[Stored entries]

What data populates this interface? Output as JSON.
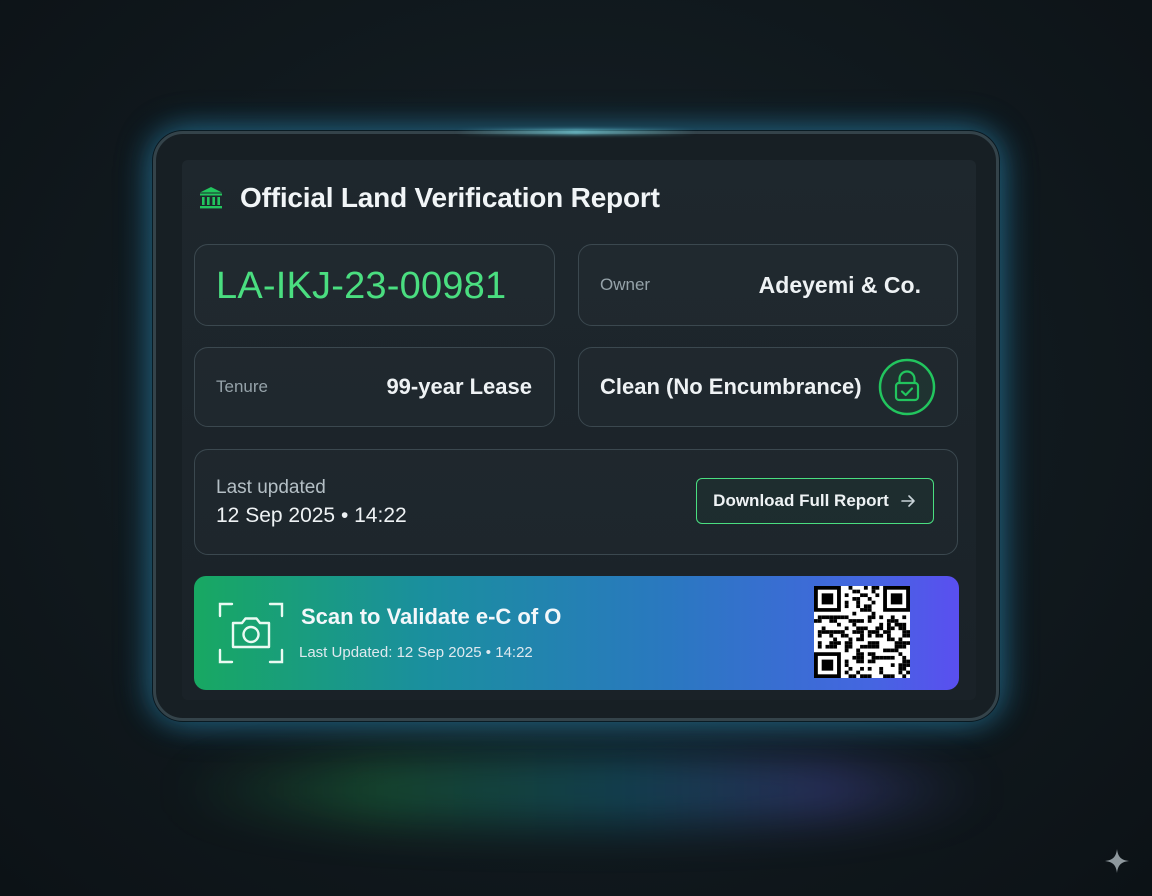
{
  "report": {
    "title": "Official Land Verification Report",
    "title_icon": "bank-building-icon",
    "parcel_id": "LA-IKJ-23-00981",
    "owner_label": "Owner",
    "owner_value": "Adeyemi & Co.",
    "tenure_label": "Tenure",
    "tenure_value": "99-year Lease",
    "status_text": "Clean (No Encumbrance)",
    "status_icon": "lock-check-icon",
    "last_updated_label": "Last updated",
    "last_updated_value": "12 Sep 2025 • 14:22",
    "download_button_label": "Download Full Report",
    "download_button_icon": "arrow-right-icon"
  },
  "validation_banner": {
    "title": "Scan to Validate e-C of O",
    "subtitle": "Last Updated: 12 Sep 2025 • 14:22",
    "scan_icon": "camera-scan-icon",
    "qr_icon": "qr-code-icon"
  },
  "colors": {
    "accent_green": "#4ade80",
    "banner_start": "#18a862",
    "banner_end": "#5a4ff0",
    "device_glow": "#7ee8f5"
  },
  "watermark_icon": "sparkle-icon"
}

WORK REQUIRED: Exclude the images and reproduce the remaining data exactly.

THE REPLY:
What data populates this interface? Output as JSON.
{
  "report": {
    "title": "Official Land Verification Report",
    "title_icon": "bank-building-icon",
    "parcel_id": "LA-IKJ-23-00981",
    "owner_label": "Owner",
    "owner_value": "Adeyemi & Co.",
    "tenure_label": "Tenure",
    "tenure_value": "99-year Lease",
    "status_text": "Clean (No Encumbrance)",
    "status_icon": "lock-check-icon",
    "last_updated_label": "Last updated",
    "last_updated_value": "12 Sep 2025 • 14:22",
    "download_button_label": "Download Full Report",
    "download_button_icon": "arrow-right-icon"
  },
  "validation_banner": {
    "title": "Scan to Validate e-C of O",
    "subtitle": "Last Updated: 12 Sep 2025 • 14:22",
    "scan_icon": "camera-scan-icon",
    "qr_icon": "qr-code-icon"
  },
  "colors": {
    "accent_green": "#4ade80",
    "banner_start": "#18a862",
    "banner_end": "#5a4ff0",
    "device_glow": "#7ee8f5"
  },
  "watermark_icon": "sparkle-icon"
}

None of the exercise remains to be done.